▶ Short exercise
Extract all lines in the data that contain the word "color".

Some records:
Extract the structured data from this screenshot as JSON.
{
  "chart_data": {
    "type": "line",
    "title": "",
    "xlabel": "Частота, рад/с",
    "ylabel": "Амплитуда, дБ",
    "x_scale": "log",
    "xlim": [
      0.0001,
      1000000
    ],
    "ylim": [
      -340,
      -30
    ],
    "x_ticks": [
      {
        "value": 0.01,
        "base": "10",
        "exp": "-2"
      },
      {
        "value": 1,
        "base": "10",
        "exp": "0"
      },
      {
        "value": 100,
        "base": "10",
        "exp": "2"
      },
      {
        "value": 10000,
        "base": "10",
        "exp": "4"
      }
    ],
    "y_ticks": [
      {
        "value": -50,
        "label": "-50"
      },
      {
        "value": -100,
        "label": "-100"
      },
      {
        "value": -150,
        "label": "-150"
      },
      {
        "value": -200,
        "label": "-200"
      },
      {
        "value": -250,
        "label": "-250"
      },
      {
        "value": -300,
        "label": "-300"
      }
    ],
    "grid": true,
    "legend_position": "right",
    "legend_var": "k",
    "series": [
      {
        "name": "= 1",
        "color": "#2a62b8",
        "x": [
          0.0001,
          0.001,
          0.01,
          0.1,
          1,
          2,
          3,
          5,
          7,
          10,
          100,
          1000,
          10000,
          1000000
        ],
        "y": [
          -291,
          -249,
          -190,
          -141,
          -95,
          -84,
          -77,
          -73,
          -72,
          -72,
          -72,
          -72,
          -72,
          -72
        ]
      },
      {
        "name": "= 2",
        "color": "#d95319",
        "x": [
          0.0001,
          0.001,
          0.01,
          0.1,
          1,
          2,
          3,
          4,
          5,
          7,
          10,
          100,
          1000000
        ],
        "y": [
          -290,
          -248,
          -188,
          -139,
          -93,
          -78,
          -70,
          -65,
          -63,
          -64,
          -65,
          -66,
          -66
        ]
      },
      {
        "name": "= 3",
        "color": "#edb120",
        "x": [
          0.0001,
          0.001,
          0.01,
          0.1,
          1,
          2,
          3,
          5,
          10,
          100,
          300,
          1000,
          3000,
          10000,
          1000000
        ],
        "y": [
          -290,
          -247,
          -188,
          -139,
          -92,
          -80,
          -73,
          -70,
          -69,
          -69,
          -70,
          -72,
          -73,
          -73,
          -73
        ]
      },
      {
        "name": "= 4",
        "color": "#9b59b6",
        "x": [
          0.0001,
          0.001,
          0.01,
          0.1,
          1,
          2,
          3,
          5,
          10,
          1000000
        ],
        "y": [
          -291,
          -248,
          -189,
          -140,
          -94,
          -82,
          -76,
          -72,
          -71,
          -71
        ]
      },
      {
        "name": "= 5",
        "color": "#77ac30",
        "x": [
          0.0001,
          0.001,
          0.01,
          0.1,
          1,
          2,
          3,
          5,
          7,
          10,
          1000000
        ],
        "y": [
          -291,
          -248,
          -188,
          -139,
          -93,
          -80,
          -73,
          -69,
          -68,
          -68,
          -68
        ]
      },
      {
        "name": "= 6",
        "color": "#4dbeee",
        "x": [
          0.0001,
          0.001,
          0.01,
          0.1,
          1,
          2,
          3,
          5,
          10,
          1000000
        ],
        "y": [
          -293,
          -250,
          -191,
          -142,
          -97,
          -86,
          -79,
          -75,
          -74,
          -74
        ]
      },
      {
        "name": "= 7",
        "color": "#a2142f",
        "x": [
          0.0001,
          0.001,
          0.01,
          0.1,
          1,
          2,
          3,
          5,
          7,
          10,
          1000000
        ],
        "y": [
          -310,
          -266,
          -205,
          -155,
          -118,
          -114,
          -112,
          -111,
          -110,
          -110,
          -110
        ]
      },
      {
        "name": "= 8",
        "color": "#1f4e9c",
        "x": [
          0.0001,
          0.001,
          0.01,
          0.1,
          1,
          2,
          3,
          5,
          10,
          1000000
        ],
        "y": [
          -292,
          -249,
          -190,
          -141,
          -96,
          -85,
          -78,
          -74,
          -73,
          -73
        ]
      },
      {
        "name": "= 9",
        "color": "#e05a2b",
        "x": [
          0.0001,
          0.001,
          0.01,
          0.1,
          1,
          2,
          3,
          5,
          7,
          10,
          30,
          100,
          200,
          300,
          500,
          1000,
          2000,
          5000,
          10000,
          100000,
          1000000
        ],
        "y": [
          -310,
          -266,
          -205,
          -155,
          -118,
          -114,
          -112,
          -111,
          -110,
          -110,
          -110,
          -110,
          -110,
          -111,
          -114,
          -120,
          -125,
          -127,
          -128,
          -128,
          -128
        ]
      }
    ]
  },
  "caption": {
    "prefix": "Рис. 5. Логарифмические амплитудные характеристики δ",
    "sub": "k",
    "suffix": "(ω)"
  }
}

▶ Result of the exercise
        "color": "#2a62b8",
        "color": "#d95319",
        "color": "#edb120",
        "color": "#9b59b6",
        "color": "#77ac30",
        "color": "#4dbeee",
        "color": "#a2142f",
        "color": "#1f4e9c",
        "color": "#e05a2b",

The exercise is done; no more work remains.